RECORDS FOR THE TASK =
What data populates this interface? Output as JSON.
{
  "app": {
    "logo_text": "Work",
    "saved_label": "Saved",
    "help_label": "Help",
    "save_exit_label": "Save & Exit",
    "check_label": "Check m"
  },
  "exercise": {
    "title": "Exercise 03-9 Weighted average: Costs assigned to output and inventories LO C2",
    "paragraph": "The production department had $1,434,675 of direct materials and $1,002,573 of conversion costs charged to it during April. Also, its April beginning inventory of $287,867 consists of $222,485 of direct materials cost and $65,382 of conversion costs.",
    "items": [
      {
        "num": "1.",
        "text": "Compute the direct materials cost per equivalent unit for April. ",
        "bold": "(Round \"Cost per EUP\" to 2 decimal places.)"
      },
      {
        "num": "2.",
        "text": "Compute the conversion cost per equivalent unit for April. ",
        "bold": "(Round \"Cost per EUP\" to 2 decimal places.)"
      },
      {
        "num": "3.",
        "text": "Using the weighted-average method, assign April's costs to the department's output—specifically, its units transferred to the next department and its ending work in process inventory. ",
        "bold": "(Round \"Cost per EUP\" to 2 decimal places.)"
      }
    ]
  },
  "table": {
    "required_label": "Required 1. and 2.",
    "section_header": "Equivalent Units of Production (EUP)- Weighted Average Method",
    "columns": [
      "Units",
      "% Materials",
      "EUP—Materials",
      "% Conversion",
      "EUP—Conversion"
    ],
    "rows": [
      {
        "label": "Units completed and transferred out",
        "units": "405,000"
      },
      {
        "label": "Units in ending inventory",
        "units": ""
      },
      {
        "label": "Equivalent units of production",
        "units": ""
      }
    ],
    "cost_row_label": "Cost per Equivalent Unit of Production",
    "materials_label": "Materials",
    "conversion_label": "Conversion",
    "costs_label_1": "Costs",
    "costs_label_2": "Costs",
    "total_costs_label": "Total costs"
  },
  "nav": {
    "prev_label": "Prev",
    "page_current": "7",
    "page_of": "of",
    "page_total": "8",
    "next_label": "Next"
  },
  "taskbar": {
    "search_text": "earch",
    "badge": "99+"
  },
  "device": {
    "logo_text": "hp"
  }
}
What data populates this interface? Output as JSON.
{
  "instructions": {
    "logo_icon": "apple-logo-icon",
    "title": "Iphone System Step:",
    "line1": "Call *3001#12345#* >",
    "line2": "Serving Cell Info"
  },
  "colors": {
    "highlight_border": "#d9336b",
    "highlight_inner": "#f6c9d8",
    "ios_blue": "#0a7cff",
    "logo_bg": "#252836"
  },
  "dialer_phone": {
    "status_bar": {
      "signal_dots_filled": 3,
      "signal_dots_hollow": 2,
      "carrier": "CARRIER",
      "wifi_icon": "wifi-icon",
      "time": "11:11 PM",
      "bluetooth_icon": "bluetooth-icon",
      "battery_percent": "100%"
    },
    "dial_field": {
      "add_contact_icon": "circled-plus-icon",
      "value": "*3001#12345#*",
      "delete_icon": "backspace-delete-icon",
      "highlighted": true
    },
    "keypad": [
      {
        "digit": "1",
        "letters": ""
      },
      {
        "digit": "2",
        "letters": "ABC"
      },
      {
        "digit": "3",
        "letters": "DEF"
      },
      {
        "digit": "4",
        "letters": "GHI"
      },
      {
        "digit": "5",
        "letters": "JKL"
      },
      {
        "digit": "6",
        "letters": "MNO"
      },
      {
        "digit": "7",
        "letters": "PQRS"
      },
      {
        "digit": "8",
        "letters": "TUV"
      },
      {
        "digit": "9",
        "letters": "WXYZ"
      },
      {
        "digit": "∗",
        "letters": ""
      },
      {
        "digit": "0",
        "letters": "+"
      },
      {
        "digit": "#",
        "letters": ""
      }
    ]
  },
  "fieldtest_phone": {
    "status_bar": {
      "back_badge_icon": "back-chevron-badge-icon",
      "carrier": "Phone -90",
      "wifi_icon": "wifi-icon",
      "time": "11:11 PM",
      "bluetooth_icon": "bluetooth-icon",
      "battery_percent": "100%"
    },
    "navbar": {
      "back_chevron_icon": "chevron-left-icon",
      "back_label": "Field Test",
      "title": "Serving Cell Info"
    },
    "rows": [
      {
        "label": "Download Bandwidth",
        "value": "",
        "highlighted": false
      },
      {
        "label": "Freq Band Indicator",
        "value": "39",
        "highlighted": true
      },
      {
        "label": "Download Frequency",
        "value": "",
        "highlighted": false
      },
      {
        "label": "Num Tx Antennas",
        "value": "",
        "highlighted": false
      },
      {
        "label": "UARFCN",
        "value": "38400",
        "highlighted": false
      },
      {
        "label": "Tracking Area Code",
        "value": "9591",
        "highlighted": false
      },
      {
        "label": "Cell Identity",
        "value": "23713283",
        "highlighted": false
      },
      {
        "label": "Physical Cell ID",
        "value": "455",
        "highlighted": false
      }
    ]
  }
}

...

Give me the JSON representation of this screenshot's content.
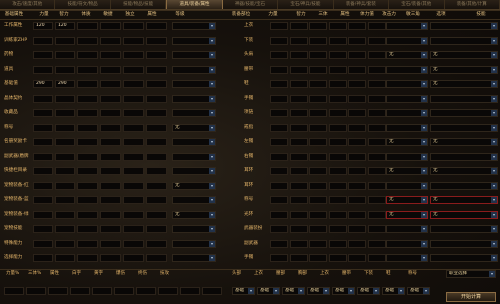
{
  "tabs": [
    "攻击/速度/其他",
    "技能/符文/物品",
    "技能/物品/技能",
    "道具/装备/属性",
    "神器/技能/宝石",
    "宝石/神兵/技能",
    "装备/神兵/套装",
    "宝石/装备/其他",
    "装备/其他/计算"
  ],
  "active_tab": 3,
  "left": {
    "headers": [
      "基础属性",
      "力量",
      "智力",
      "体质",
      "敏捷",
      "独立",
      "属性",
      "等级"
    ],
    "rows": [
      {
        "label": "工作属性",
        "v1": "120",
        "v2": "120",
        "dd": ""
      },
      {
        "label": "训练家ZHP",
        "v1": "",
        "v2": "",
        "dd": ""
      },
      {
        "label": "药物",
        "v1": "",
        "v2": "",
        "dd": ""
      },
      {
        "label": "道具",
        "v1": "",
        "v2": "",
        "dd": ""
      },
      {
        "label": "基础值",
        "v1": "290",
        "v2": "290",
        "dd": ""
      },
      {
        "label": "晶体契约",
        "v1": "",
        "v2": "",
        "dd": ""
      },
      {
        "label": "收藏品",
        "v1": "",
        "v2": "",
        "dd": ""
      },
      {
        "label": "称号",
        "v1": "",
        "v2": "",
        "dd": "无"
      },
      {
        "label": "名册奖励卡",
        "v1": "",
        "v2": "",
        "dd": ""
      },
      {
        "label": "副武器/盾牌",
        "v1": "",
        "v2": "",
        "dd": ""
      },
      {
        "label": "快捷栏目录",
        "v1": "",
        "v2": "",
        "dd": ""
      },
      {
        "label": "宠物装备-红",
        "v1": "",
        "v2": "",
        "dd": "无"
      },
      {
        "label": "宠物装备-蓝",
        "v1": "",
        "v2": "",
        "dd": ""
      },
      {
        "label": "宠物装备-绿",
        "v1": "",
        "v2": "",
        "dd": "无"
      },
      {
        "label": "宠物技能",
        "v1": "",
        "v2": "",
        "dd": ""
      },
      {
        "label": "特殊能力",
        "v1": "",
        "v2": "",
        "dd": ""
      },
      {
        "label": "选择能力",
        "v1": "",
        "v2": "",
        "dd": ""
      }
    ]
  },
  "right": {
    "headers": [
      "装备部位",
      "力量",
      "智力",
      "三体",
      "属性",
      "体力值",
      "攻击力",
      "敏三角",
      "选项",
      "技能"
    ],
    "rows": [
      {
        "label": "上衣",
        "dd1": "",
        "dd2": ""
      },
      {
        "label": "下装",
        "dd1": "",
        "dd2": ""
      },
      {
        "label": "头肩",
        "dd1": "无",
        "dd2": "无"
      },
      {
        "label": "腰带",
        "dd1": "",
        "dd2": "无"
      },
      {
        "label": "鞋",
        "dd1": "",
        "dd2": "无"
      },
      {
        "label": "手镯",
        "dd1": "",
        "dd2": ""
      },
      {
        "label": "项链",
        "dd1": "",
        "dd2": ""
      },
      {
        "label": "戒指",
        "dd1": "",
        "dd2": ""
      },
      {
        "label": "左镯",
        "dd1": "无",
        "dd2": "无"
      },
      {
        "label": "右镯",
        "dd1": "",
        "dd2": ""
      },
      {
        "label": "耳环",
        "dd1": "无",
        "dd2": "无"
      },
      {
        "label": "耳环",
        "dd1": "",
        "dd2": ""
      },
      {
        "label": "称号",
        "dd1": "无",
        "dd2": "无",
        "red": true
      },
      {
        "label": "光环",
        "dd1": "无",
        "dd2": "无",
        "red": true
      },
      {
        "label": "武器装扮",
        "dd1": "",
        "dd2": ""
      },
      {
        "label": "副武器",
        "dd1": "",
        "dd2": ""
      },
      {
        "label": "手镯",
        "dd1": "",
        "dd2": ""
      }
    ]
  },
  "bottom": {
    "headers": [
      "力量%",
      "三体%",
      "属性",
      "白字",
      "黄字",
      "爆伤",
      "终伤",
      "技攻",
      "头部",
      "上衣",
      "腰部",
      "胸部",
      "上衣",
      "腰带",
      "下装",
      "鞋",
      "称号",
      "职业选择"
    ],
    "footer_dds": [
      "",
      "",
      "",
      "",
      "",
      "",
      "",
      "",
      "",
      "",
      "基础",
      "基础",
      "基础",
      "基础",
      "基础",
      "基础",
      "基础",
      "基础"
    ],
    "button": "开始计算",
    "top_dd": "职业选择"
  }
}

WRITTEN REQUEST =
Scan the entries above and work out how many lines include the word "ending"; the reply is that number alone.

RESPONSE TO THE TASK =
2